**Source:**
══════════════════════════════

A Travellerspoint blog

July 2010

Bloggin' 'Bout WILD Borneo

Part 2: Gunung Mulu National Park (in Sarawak)

Borneo is most widely known for its pristine rain forests (which are being logged, but is that really surprising?). I had never been to a rain forest. So, despite the countless reports online and in the LP about leeches and coming prepared, leech socks at the ready, I booked my trip to Gunung Mulu in Malaysian Borneo's eastern state, Sarawak.

I'm not a super-adventurous type (I'd prefer four walls to a tent any day of the week), but I'm also not a namby-pamby. Mulu has plenty of accommodation: a four-star resort, private rooms with private bathrooms, and dorms. I chose the "roughest" (read: most budget-friendly) of them all: the dorms. What can you expect from a dorm in a rain forest? They were clean and neat with minimal amounts of huge scary bugs. There was no air conditioning, but I think I preferred it that way. The showers, however, were rampant with geckos, huge bat-sized moths, plenty of mosquitoes and other unknown insects that I warily kept my eye on while showering in the freezing-cold water. It could have been "rougher," yes, but I think I did pretty well.

The plane ride there was pretty much breath-taking, as much of a cliche as that word is. I mean, really. It was incredibly beautiful. Know what? I'm going to just let those pictures (that you've probably already seen) speak for themselves:

Not even the presence of about 20 Korean ajummas and ajoshis could damper it for me.

══════════════════════════════

**Provided data:**
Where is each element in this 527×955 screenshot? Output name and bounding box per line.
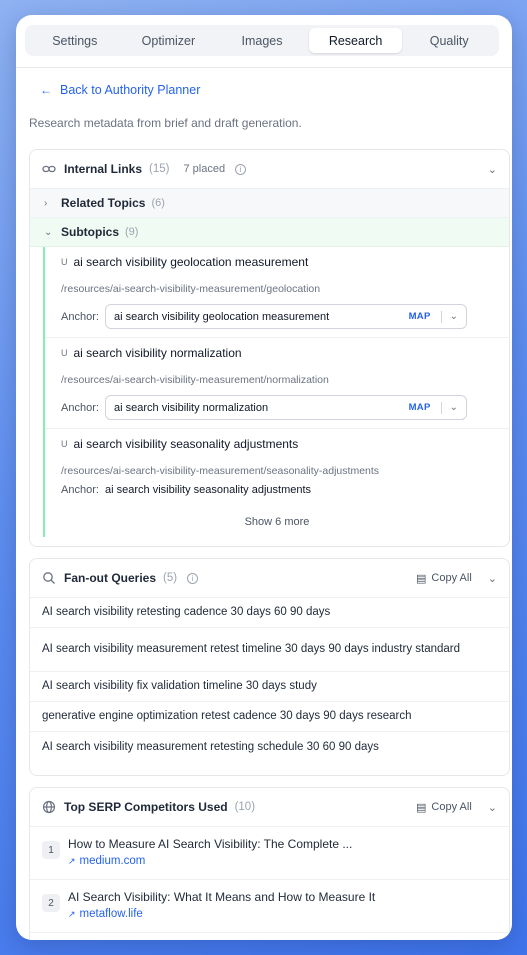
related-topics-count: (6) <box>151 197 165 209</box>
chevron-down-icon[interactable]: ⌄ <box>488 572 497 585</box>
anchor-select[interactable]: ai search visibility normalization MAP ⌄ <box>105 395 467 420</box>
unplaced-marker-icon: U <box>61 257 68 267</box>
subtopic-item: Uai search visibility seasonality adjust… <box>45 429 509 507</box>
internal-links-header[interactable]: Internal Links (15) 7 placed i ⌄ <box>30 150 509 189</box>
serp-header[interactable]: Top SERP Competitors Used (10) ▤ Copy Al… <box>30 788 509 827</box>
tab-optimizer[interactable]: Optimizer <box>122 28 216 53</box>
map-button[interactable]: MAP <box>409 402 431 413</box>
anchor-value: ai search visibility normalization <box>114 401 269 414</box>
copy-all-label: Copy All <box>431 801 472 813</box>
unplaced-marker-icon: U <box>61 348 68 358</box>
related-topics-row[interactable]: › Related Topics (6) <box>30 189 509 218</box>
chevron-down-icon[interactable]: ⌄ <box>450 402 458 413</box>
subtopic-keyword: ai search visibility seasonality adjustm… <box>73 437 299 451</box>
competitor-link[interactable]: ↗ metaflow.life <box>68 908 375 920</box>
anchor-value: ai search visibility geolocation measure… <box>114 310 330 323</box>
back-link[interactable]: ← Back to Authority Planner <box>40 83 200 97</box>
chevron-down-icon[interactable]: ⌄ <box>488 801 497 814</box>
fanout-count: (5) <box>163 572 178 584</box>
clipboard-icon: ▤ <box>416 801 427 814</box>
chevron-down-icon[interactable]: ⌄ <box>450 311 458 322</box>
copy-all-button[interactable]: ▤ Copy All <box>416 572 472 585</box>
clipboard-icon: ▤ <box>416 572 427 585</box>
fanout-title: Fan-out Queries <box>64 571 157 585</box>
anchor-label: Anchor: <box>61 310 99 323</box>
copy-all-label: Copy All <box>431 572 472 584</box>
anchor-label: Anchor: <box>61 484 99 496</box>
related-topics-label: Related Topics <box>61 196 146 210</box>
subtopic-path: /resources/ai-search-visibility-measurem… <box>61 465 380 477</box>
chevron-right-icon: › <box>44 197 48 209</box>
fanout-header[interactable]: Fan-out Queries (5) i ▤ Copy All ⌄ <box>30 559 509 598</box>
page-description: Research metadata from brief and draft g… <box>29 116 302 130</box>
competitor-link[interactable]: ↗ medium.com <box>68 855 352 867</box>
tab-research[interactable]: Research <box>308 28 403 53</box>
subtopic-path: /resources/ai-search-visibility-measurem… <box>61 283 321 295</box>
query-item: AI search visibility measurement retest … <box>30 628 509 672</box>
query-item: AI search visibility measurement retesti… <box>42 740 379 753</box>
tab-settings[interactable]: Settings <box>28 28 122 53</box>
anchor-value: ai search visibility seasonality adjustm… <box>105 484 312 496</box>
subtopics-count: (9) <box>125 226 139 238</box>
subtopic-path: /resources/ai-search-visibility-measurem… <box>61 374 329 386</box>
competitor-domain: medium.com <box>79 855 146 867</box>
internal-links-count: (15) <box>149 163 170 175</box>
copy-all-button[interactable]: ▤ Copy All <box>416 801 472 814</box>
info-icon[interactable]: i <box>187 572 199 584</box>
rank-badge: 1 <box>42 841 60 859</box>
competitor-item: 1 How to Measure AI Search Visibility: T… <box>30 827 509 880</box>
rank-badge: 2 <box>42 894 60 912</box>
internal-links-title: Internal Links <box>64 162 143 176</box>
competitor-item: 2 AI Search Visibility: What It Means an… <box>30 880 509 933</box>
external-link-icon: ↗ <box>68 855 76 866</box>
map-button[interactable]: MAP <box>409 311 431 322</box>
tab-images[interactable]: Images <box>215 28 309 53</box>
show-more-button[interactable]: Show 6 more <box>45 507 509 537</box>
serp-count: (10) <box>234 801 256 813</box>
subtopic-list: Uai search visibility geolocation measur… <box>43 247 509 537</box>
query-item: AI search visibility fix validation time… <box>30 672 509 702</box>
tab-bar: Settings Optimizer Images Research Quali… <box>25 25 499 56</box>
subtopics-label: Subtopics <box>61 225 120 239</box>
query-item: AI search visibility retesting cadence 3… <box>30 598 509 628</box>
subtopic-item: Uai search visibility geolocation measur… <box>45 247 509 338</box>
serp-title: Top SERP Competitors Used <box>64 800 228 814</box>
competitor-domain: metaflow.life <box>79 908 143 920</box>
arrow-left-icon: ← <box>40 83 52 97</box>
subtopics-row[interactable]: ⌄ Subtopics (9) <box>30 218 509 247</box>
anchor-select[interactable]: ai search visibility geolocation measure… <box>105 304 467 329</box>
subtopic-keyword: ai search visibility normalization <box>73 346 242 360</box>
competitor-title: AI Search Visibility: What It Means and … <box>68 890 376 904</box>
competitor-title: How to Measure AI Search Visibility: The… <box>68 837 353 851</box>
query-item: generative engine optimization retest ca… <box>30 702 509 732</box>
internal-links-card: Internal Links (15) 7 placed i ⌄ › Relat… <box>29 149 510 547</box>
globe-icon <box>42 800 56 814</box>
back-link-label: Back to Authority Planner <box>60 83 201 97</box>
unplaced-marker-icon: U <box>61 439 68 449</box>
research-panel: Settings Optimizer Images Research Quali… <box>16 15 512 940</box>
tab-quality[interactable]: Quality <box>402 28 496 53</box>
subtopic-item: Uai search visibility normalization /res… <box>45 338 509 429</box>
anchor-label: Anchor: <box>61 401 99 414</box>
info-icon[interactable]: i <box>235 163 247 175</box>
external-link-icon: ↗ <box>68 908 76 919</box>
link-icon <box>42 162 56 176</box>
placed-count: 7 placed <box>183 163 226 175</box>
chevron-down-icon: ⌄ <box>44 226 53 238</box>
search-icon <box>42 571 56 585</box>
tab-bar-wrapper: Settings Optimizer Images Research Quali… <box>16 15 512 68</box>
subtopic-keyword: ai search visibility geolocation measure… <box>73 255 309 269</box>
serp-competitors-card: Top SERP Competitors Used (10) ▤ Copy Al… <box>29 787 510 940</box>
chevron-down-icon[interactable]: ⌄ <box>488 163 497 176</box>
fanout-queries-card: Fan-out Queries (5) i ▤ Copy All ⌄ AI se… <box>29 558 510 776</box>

══════════════════════════════

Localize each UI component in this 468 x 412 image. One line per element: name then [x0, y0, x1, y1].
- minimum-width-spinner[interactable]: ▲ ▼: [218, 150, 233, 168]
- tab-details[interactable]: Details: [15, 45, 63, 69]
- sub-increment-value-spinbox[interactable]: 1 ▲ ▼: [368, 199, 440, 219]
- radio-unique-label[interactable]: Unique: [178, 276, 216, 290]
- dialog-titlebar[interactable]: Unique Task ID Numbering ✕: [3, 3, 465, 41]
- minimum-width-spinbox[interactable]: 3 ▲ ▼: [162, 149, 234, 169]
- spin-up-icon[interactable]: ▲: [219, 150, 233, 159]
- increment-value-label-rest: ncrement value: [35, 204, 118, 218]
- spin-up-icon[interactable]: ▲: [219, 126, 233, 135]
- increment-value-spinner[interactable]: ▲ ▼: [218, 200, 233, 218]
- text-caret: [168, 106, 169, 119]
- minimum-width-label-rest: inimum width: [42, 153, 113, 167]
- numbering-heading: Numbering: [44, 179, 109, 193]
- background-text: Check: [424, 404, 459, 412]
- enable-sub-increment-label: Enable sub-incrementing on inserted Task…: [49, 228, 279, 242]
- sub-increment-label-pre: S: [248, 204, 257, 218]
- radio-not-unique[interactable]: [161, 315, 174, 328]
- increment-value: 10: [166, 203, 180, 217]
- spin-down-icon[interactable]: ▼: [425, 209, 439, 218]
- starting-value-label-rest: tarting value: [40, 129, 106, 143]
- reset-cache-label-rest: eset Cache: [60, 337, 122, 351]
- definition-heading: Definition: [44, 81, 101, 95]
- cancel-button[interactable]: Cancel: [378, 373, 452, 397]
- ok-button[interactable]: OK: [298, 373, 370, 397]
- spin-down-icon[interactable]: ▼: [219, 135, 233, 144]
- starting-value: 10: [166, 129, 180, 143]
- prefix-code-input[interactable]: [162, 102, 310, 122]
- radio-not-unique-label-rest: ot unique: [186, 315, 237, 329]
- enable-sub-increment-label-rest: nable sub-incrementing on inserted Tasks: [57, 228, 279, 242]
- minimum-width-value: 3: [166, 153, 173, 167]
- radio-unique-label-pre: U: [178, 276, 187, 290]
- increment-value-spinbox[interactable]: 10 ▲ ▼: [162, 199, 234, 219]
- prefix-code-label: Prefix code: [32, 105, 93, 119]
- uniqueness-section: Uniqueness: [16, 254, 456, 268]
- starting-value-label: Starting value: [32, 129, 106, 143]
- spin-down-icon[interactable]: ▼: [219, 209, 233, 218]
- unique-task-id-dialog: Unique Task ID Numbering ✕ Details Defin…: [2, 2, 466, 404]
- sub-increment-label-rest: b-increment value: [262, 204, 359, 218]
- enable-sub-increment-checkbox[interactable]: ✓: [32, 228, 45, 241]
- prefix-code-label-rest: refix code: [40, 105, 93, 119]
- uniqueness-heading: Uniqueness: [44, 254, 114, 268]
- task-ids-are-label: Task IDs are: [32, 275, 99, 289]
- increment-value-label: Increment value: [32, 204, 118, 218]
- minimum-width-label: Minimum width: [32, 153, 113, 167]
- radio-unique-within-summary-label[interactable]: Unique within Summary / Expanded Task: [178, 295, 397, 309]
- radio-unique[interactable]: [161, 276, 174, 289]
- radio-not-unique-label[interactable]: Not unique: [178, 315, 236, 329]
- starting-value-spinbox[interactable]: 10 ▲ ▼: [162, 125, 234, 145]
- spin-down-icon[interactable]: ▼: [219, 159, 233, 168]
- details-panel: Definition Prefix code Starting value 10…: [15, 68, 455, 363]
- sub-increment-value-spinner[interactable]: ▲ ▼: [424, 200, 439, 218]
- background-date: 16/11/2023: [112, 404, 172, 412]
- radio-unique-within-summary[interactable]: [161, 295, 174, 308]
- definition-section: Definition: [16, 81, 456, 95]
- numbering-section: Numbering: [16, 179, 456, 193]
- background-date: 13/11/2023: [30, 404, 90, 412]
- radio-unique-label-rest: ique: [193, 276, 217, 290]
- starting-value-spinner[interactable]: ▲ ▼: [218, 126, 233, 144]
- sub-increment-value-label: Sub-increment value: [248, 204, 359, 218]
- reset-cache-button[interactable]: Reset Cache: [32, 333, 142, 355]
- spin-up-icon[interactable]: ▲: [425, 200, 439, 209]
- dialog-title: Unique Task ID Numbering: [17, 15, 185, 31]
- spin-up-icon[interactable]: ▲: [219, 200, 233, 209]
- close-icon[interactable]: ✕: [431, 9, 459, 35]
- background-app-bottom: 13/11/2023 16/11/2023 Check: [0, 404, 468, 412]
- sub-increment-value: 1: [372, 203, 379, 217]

══════════════════════════════

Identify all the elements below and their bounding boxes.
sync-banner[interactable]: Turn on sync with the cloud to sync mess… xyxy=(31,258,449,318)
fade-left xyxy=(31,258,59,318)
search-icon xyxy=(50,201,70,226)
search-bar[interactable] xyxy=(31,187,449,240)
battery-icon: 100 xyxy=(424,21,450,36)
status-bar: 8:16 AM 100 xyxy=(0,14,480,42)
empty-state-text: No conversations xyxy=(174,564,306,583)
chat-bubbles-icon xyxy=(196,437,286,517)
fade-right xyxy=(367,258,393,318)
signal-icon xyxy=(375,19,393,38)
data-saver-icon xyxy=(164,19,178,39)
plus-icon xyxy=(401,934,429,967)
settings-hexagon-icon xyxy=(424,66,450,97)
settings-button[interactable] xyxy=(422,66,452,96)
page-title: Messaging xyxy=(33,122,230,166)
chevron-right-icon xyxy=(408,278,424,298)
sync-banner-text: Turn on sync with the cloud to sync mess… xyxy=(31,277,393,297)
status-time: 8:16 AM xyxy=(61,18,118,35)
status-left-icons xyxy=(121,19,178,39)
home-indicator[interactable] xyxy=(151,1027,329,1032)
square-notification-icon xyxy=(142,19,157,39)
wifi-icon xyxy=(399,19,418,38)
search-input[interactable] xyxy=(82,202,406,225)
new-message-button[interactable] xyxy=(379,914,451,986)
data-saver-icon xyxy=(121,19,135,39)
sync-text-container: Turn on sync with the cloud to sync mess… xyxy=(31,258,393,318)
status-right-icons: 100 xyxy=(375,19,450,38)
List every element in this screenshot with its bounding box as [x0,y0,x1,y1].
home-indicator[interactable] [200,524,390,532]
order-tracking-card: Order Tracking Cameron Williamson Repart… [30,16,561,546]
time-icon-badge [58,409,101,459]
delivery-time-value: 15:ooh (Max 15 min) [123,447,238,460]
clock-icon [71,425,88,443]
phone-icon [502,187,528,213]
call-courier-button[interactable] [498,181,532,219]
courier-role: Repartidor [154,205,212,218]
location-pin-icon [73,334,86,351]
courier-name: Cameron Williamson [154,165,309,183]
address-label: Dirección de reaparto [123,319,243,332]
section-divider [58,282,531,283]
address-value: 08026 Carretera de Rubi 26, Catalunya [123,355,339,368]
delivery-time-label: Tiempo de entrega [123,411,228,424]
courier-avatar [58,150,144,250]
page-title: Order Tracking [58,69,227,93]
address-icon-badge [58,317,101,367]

══════════════════════════════

**Written task 1:** Name each type of accommodation that the Borneo blog post says Mulu offers.
**Written task 2:** Return everything in the Borneo blog post from "The plane ride" down to "damper it for me.", word for word.
**Written task 3:** Write the next part of the Borneo blog post, picking up after its last sentence.

**Final answer 1:**
- a four-star resort
- private rooms with private bathrooms
- dorms

**Final answer 2:**
The plane ride there was pretty much breath-taking, as much of a cliche as that word is. I mean, really. It was incredibly beautiful. Know what? I'm going to just let those pictures (that you've probably already seen) speak for themselves:

Not even the presence of about 20 Korean ajummas and ajoshis could damper it for me.

**Final answer 3:**
When I arrived it was, of course, raining, as it tends to do in a rain forest. The cafe that is attached to the dorms is pretty accommodating. There is the traditional Malaysian fare, but they also have hamburgers and french fries. Breakfast is included and their pancakes were DELICIOUS, though they attracted their fair share of bees.

After a quick snack and some more reading, I embarked on the night hike. Without a flashlight. Oh dear. I also neglected to bring my camera for two reasons: 1) I am clumsy and didn't want to worry about falling off the path and landing on the camera and 2) I thought, wrongly so, that taking pictures with flash would disturb the animals and insects and be discouraged by the guides. On our hike, we saw large insects, millipedes, some mammals up in the trees (eyes only) and a tarantula in its nest. Our guide told us to be vigilant about seeing snakes because if we saw one, there was about a 90% chance that it was poisonous. At the end of the night hike, we saw a very very large stick bug...I mean freakishly large. It was sweet. Then I went back to my dorm, where I was sharing pretty much the whole room (about 15 beds) with a big Malaysian family that woke up at 5am, before sunlight, to rustle their plastic bags around. Earplugs are a great invention.

The next day, I had more tours planned, but decided to venture out on my own for a bit.
The trees were really big. And there were these fern-like plants that seemed to be hanging around everywhere. I am interested to know what sort of relationship they have with the tree: are they part of it? Is there a symbiotic relationship between the plants and tree?

These ants, much like the stick bug, were really big. Mutant big.

There was a whole lot of moss on the trees, the ground, the walkway, and pretty much any other surface that has been around there for a long time.

The stagnant water was murky, but also kind of pretty.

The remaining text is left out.